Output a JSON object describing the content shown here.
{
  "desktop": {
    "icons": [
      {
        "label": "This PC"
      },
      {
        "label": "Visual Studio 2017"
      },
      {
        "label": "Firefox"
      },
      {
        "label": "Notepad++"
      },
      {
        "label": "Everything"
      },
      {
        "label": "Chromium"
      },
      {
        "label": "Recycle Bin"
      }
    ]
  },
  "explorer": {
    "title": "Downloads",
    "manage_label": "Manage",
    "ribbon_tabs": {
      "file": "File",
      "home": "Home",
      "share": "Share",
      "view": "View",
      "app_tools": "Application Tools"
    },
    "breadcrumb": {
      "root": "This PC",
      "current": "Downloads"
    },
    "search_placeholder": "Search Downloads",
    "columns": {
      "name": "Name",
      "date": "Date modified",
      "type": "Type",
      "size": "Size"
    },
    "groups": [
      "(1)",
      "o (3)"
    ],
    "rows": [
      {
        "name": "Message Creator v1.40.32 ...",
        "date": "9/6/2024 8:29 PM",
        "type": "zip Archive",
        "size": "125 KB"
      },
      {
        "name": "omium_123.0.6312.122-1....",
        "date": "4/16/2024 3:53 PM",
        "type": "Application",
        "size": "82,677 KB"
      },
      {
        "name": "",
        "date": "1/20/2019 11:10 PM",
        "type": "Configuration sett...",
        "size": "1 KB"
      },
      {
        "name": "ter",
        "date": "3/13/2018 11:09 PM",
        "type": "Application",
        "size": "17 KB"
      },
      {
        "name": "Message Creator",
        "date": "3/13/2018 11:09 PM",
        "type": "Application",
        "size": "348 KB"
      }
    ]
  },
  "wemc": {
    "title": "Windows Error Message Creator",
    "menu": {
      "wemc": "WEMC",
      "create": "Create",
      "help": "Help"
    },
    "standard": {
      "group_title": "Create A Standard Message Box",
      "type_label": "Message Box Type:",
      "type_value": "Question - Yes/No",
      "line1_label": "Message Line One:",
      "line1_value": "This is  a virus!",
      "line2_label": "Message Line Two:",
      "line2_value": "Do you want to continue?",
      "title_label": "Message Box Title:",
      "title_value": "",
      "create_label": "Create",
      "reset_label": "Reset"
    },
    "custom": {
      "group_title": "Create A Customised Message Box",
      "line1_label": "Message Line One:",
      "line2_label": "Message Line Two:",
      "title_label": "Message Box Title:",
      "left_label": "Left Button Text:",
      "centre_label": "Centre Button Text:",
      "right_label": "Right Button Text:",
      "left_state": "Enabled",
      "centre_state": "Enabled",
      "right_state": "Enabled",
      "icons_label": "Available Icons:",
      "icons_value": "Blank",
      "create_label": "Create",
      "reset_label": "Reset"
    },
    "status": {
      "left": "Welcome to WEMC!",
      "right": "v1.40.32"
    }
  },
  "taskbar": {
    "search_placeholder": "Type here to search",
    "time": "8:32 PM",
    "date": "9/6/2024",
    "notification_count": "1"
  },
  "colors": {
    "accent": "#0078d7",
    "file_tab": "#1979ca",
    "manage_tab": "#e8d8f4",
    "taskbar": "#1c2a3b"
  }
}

● **Your instructions**
The answer should repeat every line of the listing exactly.

● **Exercise result**
Output a JSON object describing the content shown here.
{
  "desktop": {
    "icons": [
      {
        "label": "This PC"
      },
      {
        "label": "Visual Studio 2017"
      },
      {
        "label": "Firefox"
      },
      {
        "label": "Notepad++"
      },
      {
        "label": "Everything"
      },
      {
        "label": "Chromium"
      },
      {
        "label": "Recycle Bin"
      }
    ]
  },
  "explorer": {
    "title": "Downloads",
    "manage_label": "Manage",
    "ribbon_tabs": {
      "file": "File",
      "home": "Home",
      "share": "Share",
      "view": "View",
      "app_tools": "Application Tools"
    },
    "breadcrumb": {
      "root": "This PC",
      "current": "Downloads"
    },
    "search_placeholder": "Search Downloads",
    "columns": {
      "name": "Name",
      "date": "Date modified",
      "type": "Type",
      "size": "Size"
    },
    "groups": [
      "(1)",
      "o (3)"
    ],
    "rows": [
      {
        "name": "Message Creator v1.40.32 ...",
        "date": "9/6/2024 8:29 PM",
        "type": "zip Archive",
        "size": "125 KB"
      },
      {
        "name": "omium_123.0.6312.122-1....",
        "date": "4/16/2024 3:53 PM",
        "type": "Application",
        "size": "82,677 KB"
      },
      {
        "name": "",
        "date": "1/20/2019 11:10 PM",
        "type": "Configuration sett...",
        "size": "1 KB"
      },
      {
        "name": "ter",
        "date": "3/13/2018 11:09 PM",
        "type": "Application",
        "size": "17 KB"
      },
      {
        "name": "Message Creator",
        "date": "3/13/2018 11:09 PM",
        "type": "Application",
        "size": "348 KB"
      }
    ]
  },
  "wemc": {
    "title": "Windows Error Message Creator",
    "menu": {
      "wemc": "WEMC",
      "create": "Create",
      "help": "Help"
    },
    "standard": {
      "group_title": "Create A Standard Message Box",
      "type_label": "Message Box Type:",
      "type_value": "Question - Yes/No",
      "line1_label": "Message Line One:",
      "line1_value": "This is  a virus!",
      "line2_label": "Message Line Two:",
      "line2_value": "Do you want to continue?",
      "title_label": "Message Box Title:",
      "title_value": "",
      "create_label": "Create",
      "reset_label": "Reset"
    },
    "custom": {
      "group_title": "Create A Customised Message Box",
      "line1_label": "Message Line One:",
      "line2_label": "Message Line Two:",
      "title_label": "Message Box Title:",
      "left_label": "Left Button Text:",
      "centre_label": "Centre Button Text:",
      "right_label": "Right Button Text:",
      "left_state": "Enabled",
      "centre_state": "Enabled",
      "right_state": "Enabled",
      "icons_label": "Available Icons:",
      "icons_value": "Blank",
      "create_label": "Create",
      "reset_label": "Reset"
    },
    "status": {
      "left": "Welcome to WEMC!",
      "right": "v1.40.32"
    }
  },
  "taskbar": {
    "search_placeholder": "Type here to search",
    "time": "8:32 PM",
    "date": "9/6/2024",
    "notification_count": "1"
  },
  "colors": {
    "accent": "#0078d7",
    "file_tab": "#1979ca",
    "manage_tab": "#e8d8f4",
    "taskbar": "#1c2a3b"
  }
}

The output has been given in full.